* Passage for review *

Prompt Injection Vulnerability of Consensus Generating Applications in Digital Democracy
Jairo Gudiño-Rosero 1,2, Clément Contet 3,4, Umberto Grandi 3,4, César A. Hidalgo 2,5,6
2 Center for Collective Learning
3 Université Toulouse Capitole
4 IRIT
Published on arXiv
2508.04281
Prompt Injection
OWASP LLM Top 10 — LLM01
Key Finding
Default LLaMA 3.1 8B, GPT-4.1 Nano, and Apertus 8B show high attack success rates under prompt injection; a combined detection, structured representation, and GSPO-RL pipeline reduces ASR to near zero on non-ambiguous consensus outcomes.
GSPO-based robustness pipeline
Novel technique introduced
Large Language Models (LLMs) are gaining traction as a method to generate consensus statements and aggregate preferences in digital democracy experiments. Yet, LLMs could introduce critical vulnerabilities in these systems. Here, we examine the vulnerability and robustness of off-the-shelf consensus-generating LLMs to prompt-injection attacks, in which texts are injected to amplify particular viewpoints, erase certain opinions, or divert consensus toward unrelated or irrelevant topics. We construct attack-free and adversarial variants of prompts containing public policy questions and opinion texts, classify opinion and consensus valences with a fine-tuned BERT model, and estimate Attack Success Rates (ASR) from $3\times3$ confusion matrices conditional on matching human majorities. Across topics, default LLaMA 3.1 8B Instruct, GPT-4.1 Nano, and Apertus 8B exhibit widespread vulnerability, with especially high ASR for economically and socially conservative parties and for rational, instruction-like rhetorical strategies. A robustness pipeline combining GPT-OSS-SafeGuard injection detection, structured opinion representations, and GSPO-based reinforcement learning reduces ASR to near zero across parties and policy clusters when restricting attention to non-ambiguous consensus outcomes. These findings advance our understanding of both the vulnerabilities and the potential defenses of consensus-generating LLMs in digital democracy applications.

* Listed records *
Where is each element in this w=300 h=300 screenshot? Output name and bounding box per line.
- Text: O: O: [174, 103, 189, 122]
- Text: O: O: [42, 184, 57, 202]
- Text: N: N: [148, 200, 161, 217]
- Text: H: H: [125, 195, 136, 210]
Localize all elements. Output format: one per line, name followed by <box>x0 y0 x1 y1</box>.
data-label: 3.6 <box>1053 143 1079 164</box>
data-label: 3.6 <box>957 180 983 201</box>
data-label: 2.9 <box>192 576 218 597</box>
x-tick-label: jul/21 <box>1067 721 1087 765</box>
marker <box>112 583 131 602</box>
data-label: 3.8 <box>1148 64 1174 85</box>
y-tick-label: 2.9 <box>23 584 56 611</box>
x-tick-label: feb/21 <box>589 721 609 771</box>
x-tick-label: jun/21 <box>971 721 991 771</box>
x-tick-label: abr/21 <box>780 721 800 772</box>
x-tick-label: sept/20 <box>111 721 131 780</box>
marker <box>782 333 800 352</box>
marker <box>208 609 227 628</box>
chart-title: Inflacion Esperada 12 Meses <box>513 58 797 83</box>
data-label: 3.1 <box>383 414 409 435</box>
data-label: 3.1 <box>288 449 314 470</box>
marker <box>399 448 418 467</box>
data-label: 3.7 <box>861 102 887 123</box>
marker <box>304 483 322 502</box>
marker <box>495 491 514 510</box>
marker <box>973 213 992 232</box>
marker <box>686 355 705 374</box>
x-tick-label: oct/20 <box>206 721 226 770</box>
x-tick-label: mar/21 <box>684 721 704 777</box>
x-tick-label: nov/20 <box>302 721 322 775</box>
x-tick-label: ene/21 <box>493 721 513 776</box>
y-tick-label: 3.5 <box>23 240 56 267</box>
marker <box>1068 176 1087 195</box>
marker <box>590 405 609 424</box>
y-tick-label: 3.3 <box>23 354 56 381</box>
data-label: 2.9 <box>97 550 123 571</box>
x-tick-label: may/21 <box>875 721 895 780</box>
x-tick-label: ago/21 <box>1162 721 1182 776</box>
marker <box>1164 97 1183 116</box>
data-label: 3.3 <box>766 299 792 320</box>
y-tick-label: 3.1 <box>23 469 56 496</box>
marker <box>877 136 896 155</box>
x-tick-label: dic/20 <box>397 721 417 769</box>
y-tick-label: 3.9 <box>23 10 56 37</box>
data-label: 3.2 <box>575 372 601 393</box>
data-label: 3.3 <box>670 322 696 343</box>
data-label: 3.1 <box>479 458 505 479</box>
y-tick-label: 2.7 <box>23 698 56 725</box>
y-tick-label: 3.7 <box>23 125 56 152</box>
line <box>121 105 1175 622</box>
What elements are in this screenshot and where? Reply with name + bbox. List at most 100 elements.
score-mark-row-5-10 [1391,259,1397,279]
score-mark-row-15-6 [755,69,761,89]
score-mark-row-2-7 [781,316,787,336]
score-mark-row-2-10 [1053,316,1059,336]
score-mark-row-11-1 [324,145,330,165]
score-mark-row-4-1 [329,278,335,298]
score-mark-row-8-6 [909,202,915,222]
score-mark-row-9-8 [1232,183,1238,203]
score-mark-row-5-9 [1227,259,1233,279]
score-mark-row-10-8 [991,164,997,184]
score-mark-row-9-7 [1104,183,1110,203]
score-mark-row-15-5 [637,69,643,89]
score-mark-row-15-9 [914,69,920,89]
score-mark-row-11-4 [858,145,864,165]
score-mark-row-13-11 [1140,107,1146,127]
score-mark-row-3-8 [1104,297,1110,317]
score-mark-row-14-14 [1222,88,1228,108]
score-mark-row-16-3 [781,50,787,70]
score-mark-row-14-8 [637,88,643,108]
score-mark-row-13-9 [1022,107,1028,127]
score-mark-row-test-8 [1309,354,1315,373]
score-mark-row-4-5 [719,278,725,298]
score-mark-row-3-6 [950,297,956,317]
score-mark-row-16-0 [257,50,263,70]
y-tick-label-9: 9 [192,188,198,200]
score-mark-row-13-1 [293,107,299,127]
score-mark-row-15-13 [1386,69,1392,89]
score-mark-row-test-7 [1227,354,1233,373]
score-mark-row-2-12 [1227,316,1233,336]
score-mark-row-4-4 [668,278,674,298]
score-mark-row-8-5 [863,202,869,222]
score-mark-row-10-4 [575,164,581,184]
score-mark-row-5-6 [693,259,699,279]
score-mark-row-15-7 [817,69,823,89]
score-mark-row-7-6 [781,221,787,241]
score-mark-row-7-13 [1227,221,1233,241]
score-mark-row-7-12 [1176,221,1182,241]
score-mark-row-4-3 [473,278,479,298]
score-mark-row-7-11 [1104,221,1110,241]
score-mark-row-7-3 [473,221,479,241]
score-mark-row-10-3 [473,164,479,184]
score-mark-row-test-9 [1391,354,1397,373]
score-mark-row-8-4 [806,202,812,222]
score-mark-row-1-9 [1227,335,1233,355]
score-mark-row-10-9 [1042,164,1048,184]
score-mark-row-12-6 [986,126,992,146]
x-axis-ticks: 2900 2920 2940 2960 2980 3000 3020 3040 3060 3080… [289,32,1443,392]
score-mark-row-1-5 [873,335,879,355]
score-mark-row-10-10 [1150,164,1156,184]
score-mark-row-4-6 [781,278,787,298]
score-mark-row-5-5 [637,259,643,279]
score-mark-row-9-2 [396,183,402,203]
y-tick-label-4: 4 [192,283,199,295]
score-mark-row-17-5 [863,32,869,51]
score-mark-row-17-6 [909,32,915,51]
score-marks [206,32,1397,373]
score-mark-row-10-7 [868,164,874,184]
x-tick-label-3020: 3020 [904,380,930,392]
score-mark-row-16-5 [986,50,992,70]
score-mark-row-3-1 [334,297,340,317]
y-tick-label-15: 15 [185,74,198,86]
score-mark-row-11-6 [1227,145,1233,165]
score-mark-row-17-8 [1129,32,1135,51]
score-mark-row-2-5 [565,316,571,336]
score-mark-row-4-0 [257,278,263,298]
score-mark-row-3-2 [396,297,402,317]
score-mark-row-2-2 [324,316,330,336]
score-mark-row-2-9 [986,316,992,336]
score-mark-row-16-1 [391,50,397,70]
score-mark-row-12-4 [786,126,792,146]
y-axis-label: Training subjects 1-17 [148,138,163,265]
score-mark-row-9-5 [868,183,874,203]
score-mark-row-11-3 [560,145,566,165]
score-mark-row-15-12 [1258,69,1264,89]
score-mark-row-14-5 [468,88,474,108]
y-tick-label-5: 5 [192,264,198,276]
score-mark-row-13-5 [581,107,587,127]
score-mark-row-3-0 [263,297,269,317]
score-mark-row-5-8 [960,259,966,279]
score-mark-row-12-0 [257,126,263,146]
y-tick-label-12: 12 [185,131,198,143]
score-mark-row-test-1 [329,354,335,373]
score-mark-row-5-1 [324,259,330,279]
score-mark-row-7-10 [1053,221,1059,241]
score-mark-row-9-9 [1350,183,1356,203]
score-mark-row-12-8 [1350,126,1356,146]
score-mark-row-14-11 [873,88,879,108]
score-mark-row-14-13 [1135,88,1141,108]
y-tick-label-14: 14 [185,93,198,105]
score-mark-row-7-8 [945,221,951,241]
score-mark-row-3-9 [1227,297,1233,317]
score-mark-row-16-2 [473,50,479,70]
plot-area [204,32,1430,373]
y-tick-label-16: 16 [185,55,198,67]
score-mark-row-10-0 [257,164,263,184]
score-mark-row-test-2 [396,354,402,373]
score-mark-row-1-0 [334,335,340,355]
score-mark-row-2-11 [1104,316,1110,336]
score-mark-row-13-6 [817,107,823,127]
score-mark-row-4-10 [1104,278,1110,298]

* Instructions to follow *
Name every component of the robustness pipeline described in the prompt-injection summary.

* Exercise result *
- GPT-OSS-SafeGuard injection detection
- structured opinion representations
- GSPO-based reinforcement learning